## Start PROVIDED PASSAGE
[Date Prev][Date Next][Thread Prev][Thread Next][Date Index][Thread Index]

Re: Funny situation (was: Re: Serialization et al)



Bjarke Hammersholt Roune wrote:

> Writing from my new Netscape E-mail reader. First impressions is that I
> like this *much* better than Microsoft Outlook. Thanks goes to the guy
> who told me to switch (sorry, can't remember the name).

Well, that's me! And it was threaded properly! Yay!

> Above, I state that HashTable should only know how to serialize itself
> in a format that makes sense relative to itself. To me, that is pretty
> irrefutable.
> 
> However, your idea is/was to make derivatives of HashTable. Thus,
> HashTable still only knows how to serialize itself in a way that makes
> sense relative to itself, but its derivative class ZipHashTable will
> also be able to serialize Zip files. The reason this is IMHO still
> appripiate is that the Zip format makes sense relative to ZipHashTable.
> 
> ZipHashTable might be implemented in a radically different way than
> HashTable (that way, it would probably be better to have a pure virtual
> HashTable base class, and make PakHashTable, ZipHashTable, TarHashTable
> etc.), if a different internal representation of the data migth make it
> more effecient when dealing with Zip files.

What the hell is this??? If a ZipFile (similar to PakFile, inherited
from some common class) is made, it has no need to even *use* a hash
table in its implementation!!! The way I see this, there is a
FooFile::SerializeTo method that just stores the content of the FooFile
to a stream. If the format of FooFile is simply recursively serializing
the objects that makes up FooFile, then so be it (calling
HashTable::SerializeTo if it uses that class in its implementation).
Maybe the format of FooFile is all done within a few methods of the
FooFile objects and just walking the directory tree nodes to gather the
information, then so be it.

If the internal implementation has to reflect one to one the internal
implementation of the archive itself, you're definitely gonna freak out
at some point. Just consider a zip file versus a tar.gz file. The first
has each file compressed by itself, and the second has the exact
reverse, compression is applied to the whole archive. If you force those
two to share the same internal implementation, you will only get
yourself in a lunatic asylum.
## End PROVIDED PASSAGE
## Start DATA LISTING
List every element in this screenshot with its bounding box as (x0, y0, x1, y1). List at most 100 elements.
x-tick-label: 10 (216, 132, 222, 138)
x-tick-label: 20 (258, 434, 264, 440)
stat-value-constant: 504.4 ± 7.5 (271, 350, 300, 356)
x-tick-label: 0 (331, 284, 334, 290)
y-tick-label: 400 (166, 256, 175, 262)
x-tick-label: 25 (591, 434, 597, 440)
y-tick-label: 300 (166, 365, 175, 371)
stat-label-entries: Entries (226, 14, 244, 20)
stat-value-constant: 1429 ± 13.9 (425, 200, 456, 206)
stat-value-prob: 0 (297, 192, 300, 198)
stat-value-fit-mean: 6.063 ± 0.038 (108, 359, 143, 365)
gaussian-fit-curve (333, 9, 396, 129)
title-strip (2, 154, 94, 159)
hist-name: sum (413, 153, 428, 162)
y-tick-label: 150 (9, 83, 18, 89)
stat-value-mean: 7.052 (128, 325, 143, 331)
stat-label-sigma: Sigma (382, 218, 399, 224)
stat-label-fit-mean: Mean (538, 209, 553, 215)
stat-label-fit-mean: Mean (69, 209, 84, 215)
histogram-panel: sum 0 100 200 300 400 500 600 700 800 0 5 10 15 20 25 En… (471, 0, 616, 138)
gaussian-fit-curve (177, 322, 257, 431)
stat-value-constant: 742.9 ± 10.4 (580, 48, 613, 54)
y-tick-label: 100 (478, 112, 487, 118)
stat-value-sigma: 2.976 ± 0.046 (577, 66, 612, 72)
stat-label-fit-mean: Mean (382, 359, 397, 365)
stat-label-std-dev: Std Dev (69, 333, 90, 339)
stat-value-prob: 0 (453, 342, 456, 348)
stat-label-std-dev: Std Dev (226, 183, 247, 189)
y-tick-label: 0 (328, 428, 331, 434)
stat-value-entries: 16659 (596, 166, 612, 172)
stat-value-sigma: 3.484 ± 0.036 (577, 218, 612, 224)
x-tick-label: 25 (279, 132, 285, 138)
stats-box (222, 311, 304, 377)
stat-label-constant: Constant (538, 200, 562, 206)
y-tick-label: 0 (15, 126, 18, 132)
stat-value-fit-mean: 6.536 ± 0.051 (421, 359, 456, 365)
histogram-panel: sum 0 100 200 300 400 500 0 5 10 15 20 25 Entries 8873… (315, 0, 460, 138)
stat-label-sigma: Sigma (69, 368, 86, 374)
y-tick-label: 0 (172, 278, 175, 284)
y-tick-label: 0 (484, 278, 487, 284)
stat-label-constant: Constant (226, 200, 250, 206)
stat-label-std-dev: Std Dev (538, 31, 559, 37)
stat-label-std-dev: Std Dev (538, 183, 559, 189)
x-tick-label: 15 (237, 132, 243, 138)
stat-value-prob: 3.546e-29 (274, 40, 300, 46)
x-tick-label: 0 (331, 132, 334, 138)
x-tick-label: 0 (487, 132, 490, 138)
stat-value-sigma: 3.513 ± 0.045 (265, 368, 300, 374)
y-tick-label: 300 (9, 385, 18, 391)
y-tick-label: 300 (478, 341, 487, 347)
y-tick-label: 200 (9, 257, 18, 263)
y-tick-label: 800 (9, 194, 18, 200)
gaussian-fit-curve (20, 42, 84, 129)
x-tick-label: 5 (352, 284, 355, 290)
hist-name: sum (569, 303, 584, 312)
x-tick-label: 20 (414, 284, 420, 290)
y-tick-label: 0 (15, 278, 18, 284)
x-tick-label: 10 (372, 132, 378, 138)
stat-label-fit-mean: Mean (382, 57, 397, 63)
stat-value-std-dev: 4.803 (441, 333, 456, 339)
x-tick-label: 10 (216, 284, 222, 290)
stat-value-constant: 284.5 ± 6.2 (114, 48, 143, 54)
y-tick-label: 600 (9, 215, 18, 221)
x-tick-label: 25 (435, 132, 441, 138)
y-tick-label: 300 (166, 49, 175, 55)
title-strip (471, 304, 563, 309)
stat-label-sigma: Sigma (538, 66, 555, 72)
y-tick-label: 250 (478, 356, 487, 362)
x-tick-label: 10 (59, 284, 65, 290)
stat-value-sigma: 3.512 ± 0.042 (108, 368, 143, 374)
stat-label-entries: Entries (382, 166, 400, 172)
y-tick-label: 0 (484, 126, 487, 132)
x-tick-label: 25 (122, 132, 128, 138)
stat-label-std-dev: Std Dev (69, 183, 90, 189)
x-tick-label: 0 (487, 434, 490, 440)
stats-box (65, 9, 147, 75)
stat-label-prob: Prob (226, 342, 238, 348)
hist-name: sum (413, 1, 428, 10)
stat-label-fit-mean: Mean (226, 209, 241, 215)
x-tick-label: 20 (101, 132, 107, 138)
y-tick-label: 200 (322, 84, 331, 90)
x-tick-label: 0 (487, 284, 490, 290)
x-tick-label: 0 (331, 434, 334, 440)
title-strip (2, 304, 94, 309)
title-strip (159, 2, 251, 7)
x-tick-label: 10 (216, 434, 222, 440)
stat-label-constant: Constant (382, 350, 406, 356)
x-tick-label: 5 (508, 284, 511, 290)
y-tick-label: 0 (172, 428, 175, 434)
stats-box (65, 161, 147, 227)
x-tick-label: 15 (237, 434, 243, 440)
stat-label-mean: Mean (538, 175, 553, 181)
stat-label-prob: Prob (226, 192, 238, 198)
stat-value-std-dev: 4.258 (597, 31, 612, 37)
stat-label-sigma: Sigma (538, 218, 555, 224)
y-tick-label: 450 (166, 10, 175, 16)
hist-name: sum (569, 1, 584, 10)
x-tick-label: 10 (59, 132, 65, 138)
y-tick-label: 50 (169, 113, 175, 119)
## End DATA LISTING
▶ OBJECTIVES
A: According to the mailing-list reply on serialization, why would it be a mistake to make a zip file class and a tar.gz file class share the same internal implementation? Answer in one to three sentences.
B: In the serialization reply, which program was the quoted writer using before switching to the Netscape e-mail reader?
C: Proceed with the mailing-list reply on serialization, starting after its last sentence.

▶ THE REPLIES
A: The two formats handle compression in opposite ways. A zip file compresses each file on its own, while a tar.gz file applies compression to the whole archive, so forcing them into one implementation would only cause trouble.

B: Microsoft Outlook.

C:
Isn't it obvious? Doesn't the words "encapsulation", "hidden
implementation" and "black box" ring a bell?

> > Well, yes. Actually it should be a compromise of both ;)
> > A format that's very simple to write is fine, but quite problematic if you
> > can't tell how it actually looks like. Imagine some image manipulation
> > software say: "Well, the image files are written by this code, and that
> > one can read them again. At least for the cases we tested. You want to
> > write a viewer for them? Uh, you could reverse-engineer it..." ;)
> 
> He he :)
> 
> What I meant was that IMHO its most important that it is both easy to
> program and explain how to program the serialization code. I believe
> that is the case for the current format.
> 
> Now, of course, you are correct that it shouldn't be so insanely
> difficult to verify the product of the format (ie, the actual pak files)
> manually that it basically becomes impossible.

There are actually where this is the case and everybody is perfectly
happy. Think of the NFS protocol. It isn't defined in term of packet
types and formats. It is defined in term of an IDL interface! The thing
assuring compatibility isn't NFS itself, but the Sun RPC layer
underneath it. Parallel the RPC layer to the serialization process, and
the NFS layer to the Pak classes.

> > Wait, <searching> Ok, here is an example of the LISP code I was thinking
> > of:
> >
> > (defun fak1 (n)
> >    (fak_iter 1 1 n)
> > )
> >
> > (defun fak_iter (product counter n)
> >    (if (> counter n) product
> >        (fak_iter (* counter product) (1+ counter) n)
> >    )
> > )

Isn't that also recursive? I could be more easily unrolled into an
iterative version, and I don't know if LISP compilers actually do that,
but I do know that a C/C++ won't go that far and it will stay recursive.

> > It calculates the faculty of n
> > Our Prof presented this as example of an "iterative" process (meaning that
> > a compiler can optimize it to an iterative process) ;)
> > The recursive version is:
> >
> > (defun fak (n)
> >    (if (= n 1) 1
> >        (* n (fak (1- n)))
> >    )
> > )
> >
> > Just as little anecdote...
> 
> I've just desided I don't like LISP :)
> 
> C++ is so superior to that.

Youngster, you're showing your age and experience! What you don't
understand, you are condemn to reinvent, poorly (paraphrasing somebody I
do not remember).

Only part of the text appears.